KUTIPAN BACAAN
_ _ _ _ _ _ _
Voice of The World

Voice of The World
"Merengkuh langit dan memeluk awan memang mustahil. Namun mimpi adalah hak setiap anak di muka bumi."

Jumat, 30 Oktober 2015

Pandangan Pribadi

Malam ini tepat pukul 20.00 kubaca sebuah tulisan di internet mengenai agama yang kuanut, Kristen Mormon. Temanku yang budiman, kadangkala aku bertanya kepada mereka tentang siapa itu Tuhan dan siapa itu Kristus. Seorang kawanku bernama Alkitab berkata, “Mereka mengetahuinya melalui apa yang dipahat manusia di lembaran tubuhku”. Lalu aku bertanya kembali, siapa dan mengapa mereka menulisnya? Aku menemukan banyak kontradiksi kehidupan dalam setiap ajaran dogmatis di muka bumi ini. Aku seorang Mormon dan aku menulis ini berdasarkan apa yang aku alami sepanjang nafasku yang singkat ini.
Aku dilahirkan di keluarga yang beranekaragam dalam agama dan budaya. Aku menganggap diriku seorang Chinese karena aku mengemban sebuah marga warisan ayahku yang terkasih, Lo Peng Sen. Papa adalah seorang Chinese Melayu yang kebetulan memiliki darah Jepang dari neneknya. Hal ini tentu membuat papa menjadi penganut ajaran Taoisme dan Kong Hu Cu sejati. Mama di lain pihak adalah seorang Chinese Jawa yang merupakan keturunan dari Kesultanan Demak meski gelar kebangsawanan dirinya sudah putus puluhan tahun yang lalu. Mama, tentu saja, dilahirkan di keluarga Muslim meski dirinya adalah penganut Kristen pada kisah mudanya. Kedua hal ini menjadikan diriku sangat unik. Diantara kehebohan kisruh tahun 1998 yang masih segar di ingatan kedua orang tuaku, aku tumbuh diantara relung langit yang dikelilingi bangunan berkubah dengan bulan sabit di atas puncaknya. Ajaran Islam sudah lama kukenal meski aku tidak mendalaminya, aku menghargai dan kagum atas ketaatan kakek dan nenek dari mama yang sangat taat dalam urusan Shalat.
Hidup mudaku sendiri diisi kisah tawa dan tangis anak-anak berkulit gelap yang bermain sambil bergandeng tangan di bawah sinar purnama. Saat bermain hompimpa, aku tidak melihat perbedaan tanganku yang putih bagai daging nangka muda. Tumbuh di lingkungan Jawa membuat diriku menjadi orang yang akrab bergaul dengan golongan pribumi. Selain karena aku tumbuh bersama mereka, aku secara tidak langsung adalah bagian dari mereka. Satu pelajaran tentang kehidupan: “Ingatlah bahwa anak kecil terlalu lugu untuk memahami dogma rasisme milik orangtua mereka”.
_ _ _ _ _ _ _
DATA MASUKAN
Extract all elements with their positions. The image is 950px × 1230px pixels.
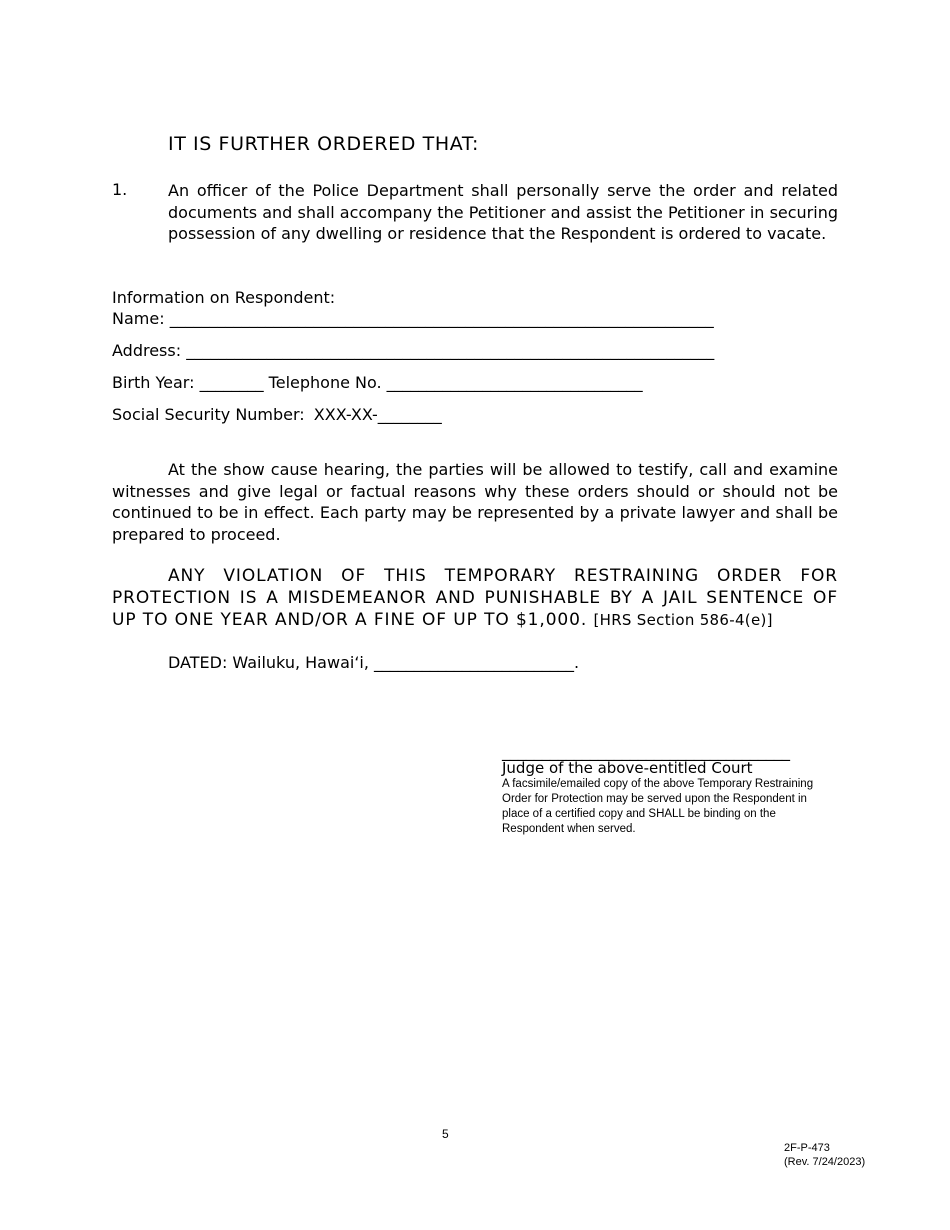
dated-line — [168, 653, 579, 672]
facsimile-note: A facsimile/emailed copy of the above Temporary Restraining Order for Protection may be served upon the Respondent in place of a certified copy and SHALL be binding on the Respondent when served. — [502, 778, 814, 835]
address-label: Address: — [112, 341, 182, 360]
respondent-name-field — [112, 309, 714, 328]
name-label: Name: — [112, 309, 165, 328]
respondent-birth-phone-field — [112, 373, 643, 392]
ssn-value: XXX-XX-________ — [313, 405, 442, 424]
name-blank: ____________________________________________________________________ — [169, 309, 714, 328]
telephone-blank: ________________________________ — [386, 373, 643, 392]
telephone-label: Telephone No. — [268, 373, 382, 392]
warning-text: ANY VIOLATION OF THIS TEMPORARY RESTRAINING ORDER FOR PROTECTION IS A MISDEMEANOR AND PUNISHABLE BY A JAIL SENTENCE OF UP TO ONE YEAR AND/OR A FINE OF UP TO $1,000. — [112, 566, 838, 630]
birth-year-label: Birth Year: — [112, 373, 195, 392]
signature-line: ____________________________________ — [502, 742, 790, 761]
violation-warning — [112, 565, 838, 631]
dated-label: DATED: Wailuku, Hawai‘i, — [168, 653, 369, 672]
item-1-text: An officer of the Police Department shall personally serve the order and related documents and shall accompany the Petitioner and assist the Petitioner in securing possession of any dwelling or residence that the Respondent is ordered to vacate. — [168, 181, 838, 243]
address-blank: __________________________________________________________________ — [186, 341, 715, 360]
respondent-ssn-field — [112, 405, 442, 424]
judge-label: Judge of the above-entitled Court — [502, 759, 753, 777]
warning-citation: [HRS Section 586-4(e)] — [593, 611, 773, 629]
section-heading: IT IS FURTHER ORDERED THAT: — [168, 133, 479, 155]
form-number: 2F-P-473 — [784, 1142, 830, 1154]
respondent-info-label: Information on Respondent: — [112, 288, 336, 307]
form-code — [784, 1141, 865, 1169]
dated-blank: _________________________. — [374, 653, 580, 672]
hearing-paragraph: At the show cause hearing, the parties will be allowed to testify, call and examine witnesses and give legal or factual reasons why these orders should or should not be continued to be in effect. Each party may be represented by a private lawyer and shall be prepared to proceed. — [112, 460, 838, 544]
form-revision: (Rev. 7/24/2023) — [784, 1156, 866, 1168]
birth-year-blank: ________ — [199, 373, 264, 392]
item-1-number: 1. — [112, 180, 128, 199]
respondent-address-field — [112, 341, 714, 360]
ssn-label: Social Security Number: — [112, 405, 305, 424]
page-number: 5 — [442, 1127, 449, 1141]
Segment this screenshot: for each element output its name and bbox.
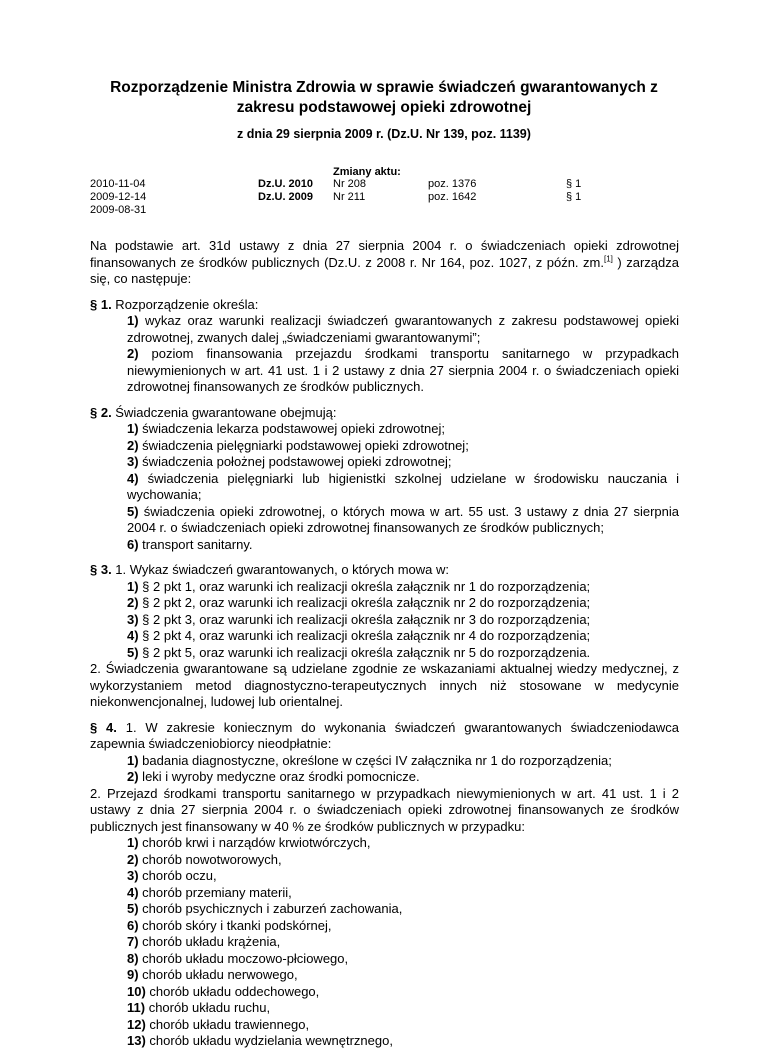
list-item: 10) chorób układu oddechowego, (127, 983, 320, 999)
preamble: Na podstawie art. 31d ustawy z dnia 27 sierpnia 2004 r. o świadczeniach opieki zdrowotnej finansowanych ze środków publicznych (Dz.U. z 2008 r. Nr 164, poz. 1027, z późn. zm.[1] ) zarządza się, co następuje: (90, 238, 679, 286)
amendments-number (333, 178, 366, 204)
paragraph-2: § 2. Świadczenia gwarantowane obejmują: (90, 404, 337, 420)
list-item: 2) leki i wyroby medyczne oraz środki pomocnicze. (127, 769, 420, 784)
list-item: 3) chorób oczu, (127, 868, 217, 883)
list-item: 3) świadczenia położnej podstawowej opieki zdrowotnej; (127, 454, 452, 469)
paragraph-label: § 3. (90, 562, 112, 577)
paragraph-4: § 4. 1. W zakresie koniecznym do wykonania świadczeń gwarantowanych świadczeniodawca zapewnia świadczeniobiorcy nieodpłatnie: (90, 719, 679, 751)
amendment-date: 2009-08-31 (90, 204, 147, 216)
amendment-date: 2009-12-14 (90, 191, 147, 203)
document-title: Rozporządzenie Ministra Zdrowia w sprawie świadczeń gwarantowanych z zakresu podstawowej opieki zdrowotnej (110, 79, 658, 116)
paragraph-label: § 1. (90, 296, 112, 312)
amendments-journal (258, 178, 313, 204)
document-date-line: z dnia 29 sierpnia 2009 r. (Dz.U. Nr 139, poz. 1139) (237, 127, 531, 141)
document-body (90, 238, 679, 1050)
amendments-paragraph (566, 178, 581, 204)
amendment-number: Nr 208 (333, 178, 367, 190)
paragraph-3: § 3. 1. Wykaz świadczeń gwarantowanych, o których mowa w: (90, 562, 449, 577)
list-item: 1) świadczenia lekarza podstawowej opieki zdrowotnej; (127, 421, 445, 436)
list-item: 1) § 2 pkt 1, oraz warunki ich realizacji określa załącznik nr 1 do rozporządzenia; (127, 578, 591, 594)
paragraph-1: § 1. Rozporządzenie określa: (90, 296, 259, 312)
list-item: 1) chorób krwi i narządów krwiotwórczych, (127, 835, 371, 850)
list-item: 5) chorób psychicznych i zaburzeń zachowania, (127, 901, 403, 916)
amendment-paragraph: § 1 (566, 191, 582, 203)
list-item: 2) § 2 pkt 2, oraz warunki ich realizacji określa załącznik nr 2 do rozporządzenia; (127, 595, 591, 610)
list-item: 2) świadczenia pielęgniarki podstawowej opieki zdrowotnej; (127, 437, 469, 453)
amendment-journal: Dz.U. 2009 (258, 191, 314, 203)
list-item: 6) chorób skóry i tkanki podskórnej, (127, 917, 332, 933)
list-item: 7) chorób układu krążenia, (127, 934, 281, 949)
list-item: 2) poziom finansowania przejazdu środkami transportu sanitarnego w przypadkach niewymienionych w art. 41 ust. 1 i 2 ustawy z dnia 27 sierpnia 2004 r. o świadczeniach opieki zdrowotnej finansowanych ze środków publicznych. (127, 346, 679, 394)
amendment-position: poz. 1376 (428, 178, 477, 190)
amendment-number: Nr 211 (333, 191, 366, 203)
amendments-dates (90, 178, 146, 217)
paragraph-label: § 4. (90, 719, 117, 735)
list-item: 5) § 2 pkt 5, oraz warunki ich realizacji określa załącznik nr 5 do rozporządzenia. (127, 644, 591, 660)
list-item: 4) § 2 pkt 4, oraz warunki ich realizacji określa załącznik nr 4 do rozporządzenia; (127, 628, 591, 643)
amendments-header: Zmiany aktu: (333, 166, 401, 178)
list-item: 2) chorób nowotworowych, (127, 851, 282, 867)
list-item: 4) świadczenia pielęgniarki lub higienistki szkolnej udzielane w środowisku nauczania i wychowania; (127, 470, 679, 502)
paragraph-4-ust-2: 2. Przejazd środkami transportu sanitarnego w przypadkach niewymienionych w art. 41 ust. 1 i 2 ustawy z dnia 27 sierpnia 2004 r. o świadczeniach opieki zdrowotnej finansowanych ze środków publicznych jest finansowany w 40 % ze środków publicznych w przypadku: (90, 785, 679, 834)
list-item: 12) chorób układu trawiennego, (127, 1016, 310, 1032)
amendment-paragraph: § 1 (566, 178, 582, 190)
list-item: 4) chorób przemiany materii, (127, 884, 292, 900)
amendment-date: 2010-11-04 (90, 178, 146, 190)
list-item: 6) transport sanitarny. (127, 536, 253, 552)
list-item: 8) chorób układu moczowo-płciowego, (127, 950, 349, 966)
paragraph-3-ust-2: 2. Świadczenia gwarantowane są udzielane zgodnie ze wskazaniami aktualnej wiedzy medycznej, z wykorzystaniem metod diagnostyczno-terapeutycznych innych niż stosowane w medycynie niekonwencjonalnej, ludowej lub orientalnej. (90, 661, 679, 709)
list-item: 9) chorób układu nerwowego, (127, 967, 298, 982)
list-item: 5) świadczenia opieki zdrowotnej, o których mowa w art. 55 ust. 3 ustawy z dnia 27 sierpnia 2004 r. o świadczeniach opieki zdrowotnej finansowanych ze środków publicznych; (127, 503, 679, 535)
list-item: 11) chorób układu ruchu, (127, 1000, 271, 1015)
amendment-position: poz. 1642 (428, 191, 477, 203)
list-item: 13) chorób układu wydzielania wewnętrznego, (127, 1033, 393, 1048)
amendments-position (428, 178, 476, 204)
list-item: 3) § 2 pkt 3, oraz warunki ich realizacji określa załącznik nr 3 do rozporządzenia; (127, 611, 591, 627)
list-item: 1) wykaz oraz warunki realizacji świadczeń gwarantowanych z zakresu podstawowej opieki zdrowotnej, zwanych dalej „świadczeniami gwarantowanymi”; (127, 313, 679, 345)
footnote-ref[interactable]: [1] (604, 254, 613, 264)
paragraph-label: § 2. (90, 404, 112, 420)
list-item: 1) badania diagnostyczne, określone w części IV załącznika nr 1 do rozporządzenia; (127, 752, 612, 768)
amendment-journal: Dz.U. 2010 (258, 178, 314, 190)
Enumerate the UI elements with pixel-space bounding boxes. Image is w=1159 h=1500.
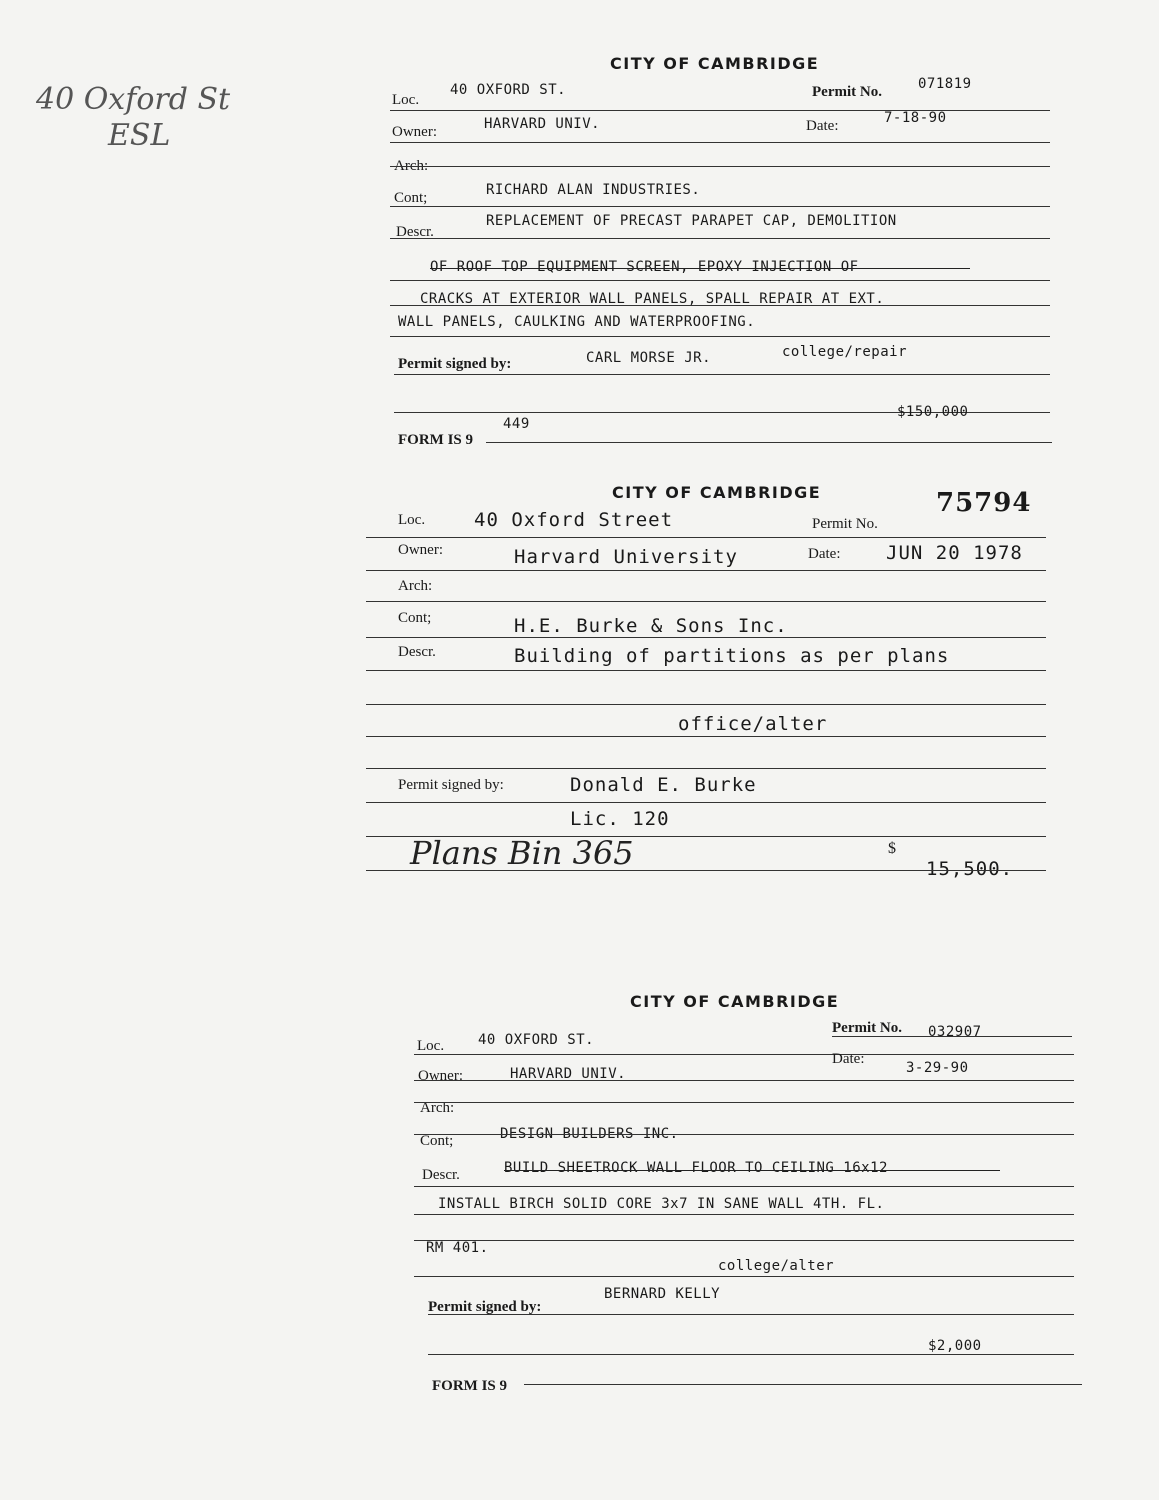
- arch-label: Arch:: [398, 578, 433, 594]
_ _ _ _ _ _ _
PETUNJUK TUGAS
1 > Menurut kutipan bacaan, agama apa yang dianut penulisnya?
2 > Kutip tanpa perubahan baris-baris dalam entri, dari baris yang memuat "list-item: 10) chorób" sampai baris yang memuat "amendments-number (333, 178, 366, 204)".

JAWABAN TUGAS
1 > Kristen Mormon.

2 >
list-item: 10) chorób układu oddechowego, (127, 983, 320, 999)
preamble: Na podstawie art. 31d ustawy z dnia 27 sierpnia 2004 r. o świadczeniach opieki zdrowotnej finansowanych ze środków publicznych (Dz.U. z 2008 r. Nr 164, poz. 1027, z późn. zm.[1] ) zarządza się, co następuje: (90, 238, 679, 286)
amendments-number (333, 178, 366, 204)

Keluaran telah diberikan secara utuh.